**Documento fuente**:
___

Lo invito el sábado a una hayaquita en mi casa –me decía de cuando en cuando, el Dr. Pablo Emilio. En realidad lo de la hayaca era un pretexto para reunir a algunos amigos en una especie de tertulia, salpicada de cuentos, de anécdotas cucuteñas y de  los últimos chismes de la política local.

Allí uno encontraba, entre otros, al excónsul de Venezuela en Cúcuta, Arturo Valero, hombre culto, intelectual y conocedor, como el que más, de la política venezolana. Al Dr. Ernesto Collazos Serrano, presidente de la Academia de Historia y gran conversador y conservador. Al vecino de Pablo Emilio, el abogado Gerardo Díaz Alvarado. A la doctora Pilar Ramírez, bonita e inteligente, y quien le decía “padrino”, al Dr. Pablo Emilio, y le pedía la bendición. A la tertulia se sumaban su hijos Emilio e Igor, y Miguel y Carlos, cuando estaban en Cúcuta.

Eran reuniones sabrosas, no tanto por la hayaca con  chocolate, pan y queso, sino porque allí se actualizaba  uno sobre la marcha del país y la vida secreta de los  cucuteños de importancia, fueran gobernantes o  gobernados.

A  propósito, en la mesa me gustaba hacerme al lado de  doña Mariela, la esposa de Pablo Emilio, porque ella  come poco, y yo  resultaba beneficiado con parte de su  hayaca, que ella  me pasaba con disimulo y yo engullía sin  disimulo.    Al final, después de escuchar a los  contertulios, el doctor  daba su certera opinión, plena de sabiduría y de conocimientos por todo lo que leía. Era un  lector empedernido. Llevaba en una libreta de apuntes, la  lista de libros leídos, uno o dos por semana, al lado de la lista de vacas y toros que tenía en su finca. Porque además de médico y académico, era ganadero, y en su  estudio, repleto de libros, exhibía con orgullo los trofeos  ganados en exposiciones ganaderas en diversas ciudades  del país.

De modo que, de aquellas tertulias sabatinas, uno salía no sólo con la barriga llena sino con la mente repleta de los conocimientos que le aprendíamos al Dr. Pablo Emilio Ramírez Calderón.

___

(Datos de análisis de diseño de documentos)
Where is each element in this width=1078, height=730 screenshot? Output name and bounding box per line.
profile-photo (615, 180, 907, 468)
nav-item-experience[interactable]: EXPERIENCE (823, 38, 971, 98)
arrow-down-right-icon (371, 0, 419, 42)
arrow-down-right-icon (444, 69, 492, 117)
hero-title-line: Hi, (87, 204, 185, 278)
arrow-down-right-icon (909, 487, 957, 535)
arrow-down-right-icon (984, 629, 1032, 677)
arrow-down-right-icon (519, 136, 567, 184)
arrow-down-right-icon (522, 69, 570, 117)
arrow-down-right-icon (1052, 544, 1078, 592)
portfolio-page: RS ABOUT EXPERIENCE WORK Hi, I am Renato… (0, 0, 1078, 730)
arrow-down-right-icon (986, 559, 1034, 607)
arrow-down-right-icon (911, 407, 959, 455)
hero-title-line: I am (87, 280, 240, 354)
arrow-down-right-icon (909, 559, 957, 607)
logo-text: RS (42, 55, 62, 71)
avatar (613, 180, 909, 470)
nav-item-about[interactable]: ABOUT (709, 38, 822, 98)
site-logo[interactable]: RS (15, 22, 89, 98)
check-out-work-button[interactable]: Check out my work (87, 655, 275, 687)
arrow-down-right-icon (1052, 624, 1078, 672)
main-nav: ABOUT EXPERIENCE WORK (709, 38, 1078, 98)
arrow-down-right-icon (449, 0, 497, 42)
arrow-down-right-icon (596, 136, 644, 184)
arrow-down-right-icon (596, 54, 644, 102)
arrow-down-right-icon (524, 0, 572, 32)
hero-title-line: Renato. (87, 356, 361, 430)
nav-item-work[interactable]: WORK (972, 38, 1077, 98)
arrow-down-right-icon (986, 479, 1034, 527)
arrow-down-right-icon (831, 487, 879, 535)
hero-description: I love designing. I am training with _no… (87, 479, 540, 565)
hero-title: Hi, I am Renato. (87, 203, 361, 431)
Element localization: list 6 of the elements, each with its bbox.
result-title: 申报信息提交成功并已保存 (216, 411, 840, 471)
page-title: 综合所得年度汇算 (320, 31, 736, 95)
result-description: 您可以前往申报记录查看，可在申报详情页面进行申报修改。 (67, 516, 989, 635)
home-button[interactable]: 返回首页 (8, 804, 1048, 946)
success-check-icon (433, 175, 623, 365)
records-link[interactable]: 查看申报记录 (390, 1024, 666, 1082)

___

**Ejercicio**: Copia del texto sobre las tertulias sabatinas el pasaje que va de "Lo invito el" a "estaban en Cúcuta.", ambos incluidos.

**Respuesta del ejercicio**:
Lo invito el sábado a una hayaquita en mi casa –me decía de cuando en cuando, el Dr. Pablo Emilio. En realidad lo de la hayaca era un pretexto para reunir a algunos amigos en una especie de tertulia, salpicada de cuentos, de anécdotas cucuteñas y de  los últimos chismes de la política local.

Allí uno encontraba, entre otros, al excónsul de Venezuela en Cúcuta, Arturo Valero, hombre culto, intelectual y conocedor, como el que más, de la política venezolana. Al Dr. Ernesto Collazos Serrano, presidente de la Academia de Historia y gran conversador y conservador. Al vecino de Pablo Emilio, el abogado Gerardo Díaz Alvarado. A la doctora Pilar Ramírez, bonita e inteligente, y quien le decía “padrino”, al Dr. Pablo Emilio, y le pedía la bendición. A la tertulia se sumaban su hijos Emilio e Igor, y Miguel y Carlos, cuando estaban en Cúcuta.